(Dados de anotação de caixas)
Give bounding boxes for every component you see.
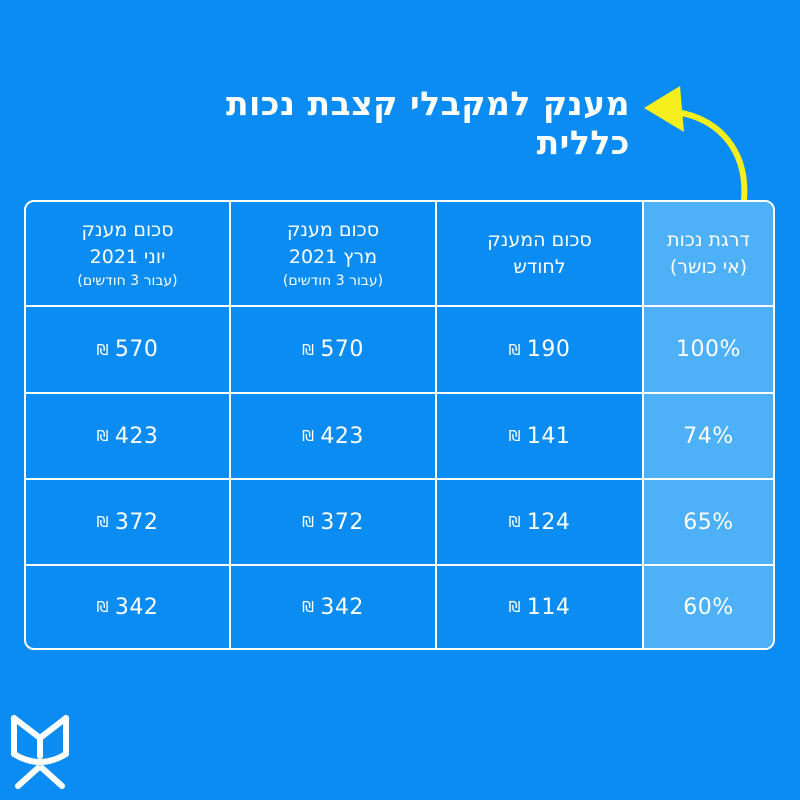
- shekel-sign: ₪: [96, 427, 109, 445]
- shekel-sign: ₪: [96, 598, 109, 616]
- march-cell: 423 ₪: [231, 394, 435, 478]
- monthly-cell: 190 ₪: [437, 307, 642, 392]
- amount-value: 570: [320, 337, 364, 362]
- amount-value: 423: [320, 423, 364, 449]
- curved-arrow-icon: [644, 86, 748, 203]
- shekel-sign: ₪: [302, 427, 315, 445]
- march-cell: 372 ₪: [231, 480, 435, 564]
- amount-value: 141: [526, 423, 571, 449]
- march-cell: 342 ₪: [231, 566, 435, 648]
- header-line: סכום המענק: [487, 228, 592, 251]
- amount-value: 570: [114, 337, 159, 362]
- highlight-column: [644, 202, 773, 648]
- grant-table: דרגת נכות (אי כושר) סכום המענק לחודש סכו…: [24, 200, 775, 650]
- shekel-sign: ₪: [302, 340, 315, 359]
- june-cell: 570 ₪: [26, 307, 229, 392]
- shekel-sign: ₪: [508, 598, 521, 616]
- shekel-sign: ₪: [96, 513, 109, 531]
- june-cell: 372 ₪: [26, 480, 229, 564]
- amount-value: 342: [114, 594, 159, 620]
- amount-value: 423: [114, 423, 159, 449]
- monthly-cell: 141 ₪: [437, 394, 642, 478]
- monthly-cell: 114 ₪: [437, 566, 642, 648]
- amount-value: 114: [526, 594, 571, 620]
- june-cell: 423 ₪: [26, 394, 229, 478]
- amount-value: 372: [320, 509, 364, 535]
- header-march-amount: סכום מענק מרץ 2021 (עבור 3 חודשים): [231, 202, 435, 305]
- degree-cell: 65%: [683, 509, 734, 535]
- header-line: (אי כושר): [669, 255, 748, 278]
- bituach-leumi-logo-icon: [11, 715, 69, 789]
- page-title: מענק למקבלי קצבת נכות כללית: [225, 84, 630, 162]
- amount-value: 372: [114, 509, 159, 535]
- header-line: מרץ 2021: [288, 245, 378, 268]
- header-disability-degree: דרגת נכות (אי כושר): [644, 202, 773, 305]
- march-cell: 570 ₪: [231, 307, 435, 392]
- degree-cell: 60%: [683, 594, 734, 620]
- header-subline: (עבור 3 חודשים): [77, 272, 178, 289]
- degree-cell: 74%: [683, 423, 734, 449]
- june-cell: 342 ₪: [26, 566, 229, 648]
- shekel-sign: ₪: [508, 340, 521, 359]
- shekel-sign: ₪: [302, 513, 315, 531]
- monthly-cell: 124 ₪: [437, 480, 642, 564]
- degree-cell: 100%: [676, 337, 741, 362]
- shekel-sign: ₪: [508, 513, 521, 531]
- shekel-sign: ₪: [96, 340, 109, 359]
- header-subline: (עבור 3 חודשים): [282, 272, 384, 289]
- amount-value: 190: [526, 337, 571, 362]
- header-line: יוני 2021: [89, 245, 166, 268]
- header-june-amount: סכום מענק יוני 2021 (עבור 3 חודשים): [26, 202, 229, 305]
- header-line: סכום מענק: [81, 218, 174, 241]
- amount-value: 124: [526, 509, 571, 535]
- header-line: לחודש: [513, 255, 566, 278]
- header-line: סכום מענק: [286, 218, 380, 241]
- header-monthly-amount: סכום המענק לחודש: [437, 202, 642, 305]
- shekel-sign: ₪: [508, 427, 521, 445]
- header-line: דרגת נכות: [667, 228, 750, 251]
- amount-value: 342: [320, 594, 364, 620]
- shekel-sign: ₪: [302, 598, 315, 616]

---

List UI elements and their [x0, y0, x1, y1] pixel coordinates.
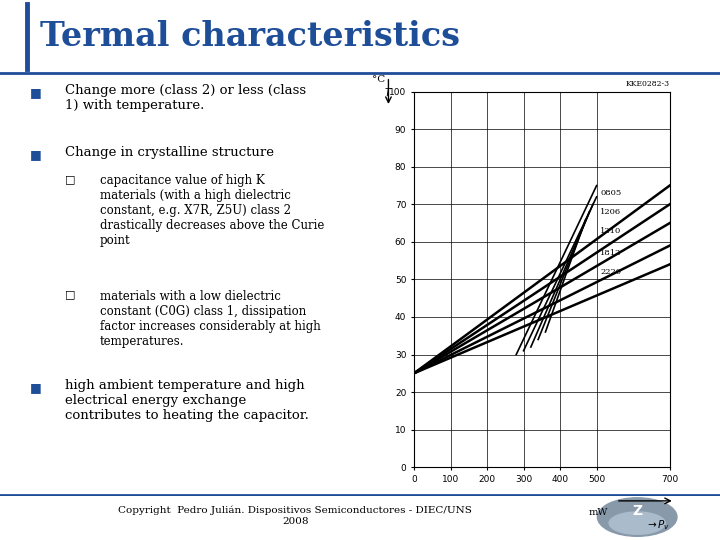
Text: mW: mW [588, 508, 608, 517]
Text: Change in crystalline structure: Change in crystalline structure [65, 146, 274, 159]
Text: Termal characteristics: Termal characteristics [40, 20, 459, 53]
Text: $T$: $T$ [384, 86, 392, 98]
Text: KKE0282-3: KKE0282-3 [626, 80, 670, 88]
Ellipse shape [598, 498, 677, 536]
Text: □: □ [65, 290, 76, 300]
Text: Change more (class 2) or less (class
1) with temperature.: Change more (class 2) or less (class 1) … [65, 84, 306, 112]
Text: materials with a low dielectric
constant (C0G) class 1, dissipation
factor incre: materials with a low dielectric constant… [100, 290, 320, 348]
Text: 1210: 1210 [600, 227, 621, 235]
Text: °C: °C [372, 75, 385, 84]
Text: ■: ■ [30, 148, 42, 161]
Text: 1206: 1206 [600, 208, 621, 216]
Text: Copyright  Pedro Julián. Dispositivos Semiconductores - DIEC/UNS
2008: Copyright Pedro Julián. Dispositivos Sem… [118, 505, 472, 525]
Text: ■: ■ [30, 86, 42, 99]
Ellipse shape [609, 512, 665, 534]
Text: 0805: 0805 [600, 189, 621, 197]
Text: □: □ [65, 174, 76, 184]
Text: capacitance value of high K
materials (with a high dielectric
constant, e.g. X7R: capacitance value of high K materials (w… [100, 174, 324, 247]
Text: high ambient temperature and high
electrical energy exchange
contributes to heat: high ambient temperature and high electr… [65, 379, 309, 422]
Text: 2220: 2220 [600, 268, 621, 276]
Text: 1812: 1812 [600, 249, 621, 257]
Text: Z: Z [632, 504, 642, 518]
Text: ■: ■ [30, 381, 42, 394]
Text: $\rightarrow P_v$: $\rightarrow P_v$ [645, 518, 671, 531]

◆ **Tarefa**: Extraia do material, sem nenhuma alteração, as linhas que começam na que contém "Text: mW: mW [588, 508, 608, 517]" e terminam na que contém "Text: materials with a low dielectric", ambas incluídas.

◆ **Resolução do exercício**:
Text: mW: mW [588, 508, 608, 517]
Text: Change in crystalline structure: Change in crystalline structure [65, 146, 274, 159]
Text: Termal characteristics: Termal characteristics [40, 20, 459, 53]
Text: $T$: $T$ [384, 86, 392, 98]
Text: KKE0282-3: KKE0282-3 [626, 80, 670, 88]
Ellipse shape [598, 498, 677, 536]
Text: □: □ [65, 290, 76, 300]
Text: Change more (class 2) or less (class
1) with temperature.: Change more (class 2) or less (class 1) … [65, 84, 306, 112]
Text: materials with a low dielectric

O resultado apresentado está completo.